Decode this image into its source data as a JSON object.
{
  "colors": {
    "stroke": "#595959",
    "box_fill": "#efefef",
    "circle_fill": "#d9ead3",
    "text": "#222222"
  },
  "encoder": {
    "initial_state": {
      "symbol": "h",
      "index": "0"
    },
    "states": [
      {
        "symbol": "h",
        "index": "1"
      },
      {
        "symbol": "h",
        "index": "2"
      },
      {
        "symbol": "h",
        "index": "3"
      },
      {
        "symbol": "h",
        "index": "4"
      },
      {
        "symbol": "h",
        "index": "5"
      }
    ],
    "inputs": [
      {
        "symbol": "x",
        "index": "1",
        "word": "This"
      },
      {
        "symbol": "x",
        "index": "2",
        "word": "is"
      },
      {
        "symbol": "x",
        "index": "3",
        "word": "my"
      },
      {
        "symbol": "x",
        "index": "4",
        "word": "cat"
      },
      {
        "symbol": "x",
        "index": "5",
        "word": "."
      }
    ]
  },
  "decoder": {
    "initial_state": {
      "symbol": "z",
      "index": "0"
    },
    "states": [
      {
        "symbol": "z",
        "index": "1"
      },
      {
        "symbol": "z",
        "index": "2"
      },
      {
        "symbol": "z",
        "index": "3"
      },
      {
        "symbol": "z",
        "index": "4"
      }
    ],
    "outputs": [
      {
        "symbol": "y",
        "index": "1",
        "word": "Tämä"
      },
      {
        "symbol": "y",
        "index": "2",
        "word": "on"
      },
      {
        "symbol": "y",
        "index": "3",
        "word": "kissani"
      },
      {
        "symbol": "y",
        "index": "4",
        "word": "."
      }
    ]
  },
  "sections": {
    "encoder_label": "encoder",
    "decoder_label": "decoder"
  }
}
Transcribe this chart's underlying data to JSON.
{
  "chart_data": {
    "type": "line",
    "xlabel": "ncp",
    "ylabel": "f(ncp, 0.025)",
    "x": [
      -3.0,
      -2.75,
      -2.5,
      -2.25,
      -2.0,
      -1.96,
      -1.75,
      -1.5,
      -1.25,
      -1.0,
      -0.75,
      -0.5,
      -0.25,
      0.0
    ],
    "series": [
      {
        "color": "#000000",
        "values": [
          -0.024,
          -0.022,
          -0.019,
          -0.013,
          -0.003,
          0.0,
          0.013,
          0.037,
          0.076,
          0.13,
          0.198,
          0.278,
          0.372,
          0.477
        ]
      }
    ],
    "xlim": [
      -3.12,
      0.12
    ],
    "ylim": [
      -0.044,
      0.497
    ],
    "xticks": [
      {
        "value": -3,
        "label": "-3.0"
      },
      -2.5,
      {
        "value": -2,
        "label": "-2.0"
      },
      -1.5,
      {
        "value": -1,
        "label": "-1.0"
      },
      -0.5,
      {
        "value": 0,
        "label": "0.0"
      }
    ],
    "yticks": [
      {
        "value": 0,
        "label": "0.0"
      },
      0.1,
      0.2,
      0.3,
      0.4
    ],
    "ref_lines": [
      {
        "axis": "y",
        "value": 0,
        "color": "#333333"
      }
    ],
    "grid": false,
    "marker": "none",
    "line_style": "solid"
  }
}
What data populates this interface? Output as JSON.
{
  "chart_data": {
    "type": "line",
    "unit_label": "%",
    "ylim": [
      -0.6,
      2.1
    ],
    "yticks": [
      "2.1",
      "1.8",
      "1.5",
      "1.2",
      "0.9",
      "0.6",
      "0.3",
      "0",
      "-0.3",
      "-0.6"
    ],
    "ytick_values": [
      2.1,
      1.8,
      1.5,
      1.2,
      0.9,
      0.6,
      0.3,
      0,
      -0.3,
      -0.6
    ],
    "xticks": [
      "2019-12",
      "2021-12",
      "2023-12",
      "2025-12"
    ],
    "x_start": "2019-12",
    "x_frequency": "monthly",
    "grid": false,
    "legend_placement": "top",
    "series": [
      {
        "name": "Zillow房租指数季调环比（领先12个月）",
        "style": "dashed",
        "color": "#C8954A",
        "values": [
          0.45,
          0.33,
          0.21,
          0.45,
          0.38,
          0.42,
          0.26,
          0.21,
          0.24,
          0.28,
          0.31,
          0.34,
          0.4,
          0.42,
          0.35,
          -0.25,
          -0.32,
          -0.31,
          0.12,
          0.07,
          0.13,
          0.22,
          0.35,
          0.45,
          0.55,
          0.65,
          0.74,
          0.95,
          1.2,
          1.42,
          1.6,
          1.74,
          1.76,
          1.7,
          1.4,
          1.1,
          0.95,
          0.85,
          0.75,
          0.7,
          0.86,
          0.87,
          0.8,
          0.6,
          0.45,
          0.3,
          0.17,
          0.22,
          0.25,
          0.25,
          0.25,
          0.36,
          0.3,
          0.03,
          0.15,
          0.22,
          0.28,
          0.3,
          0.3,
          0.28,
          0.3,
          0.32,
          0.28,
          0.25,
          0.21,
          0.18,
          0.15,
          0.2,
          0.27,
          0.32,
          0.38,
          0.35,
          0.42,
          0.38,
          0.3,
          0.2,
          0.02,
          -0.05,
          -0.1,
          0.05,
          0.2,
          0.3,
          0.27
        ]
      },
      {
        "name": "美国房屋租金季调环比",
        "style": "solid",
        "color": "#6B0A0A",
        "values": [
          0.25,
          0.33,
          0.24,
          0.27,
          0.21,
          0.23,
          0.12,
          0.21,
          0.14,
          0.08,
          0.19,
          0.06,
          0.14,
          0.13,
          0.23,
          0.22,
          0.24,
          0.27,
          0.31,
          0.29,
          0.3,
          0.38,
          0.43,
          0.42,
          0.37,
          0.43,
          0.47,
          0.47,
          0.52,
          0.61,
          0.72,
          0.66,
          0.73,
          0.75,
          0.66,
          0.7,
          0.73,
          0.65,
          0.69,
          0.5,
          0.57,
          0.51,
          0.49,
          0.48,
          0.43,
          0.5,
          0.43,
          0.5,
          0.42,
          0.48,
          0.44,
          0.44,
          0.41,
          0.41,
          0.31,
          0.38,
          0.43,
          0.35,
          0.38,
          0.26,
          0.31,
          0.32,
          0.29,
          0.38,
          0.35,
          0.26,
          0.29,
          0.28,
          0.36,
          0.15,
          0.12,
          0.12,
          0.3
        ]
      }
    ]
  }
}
---------------
Filter the records down to the lines that contain the string "name", and copy those lines.

Answer to the problem
        "name": "Zillow房租指数季调环比（领先12个月）",
        "name": "美国房屋租金季调环比",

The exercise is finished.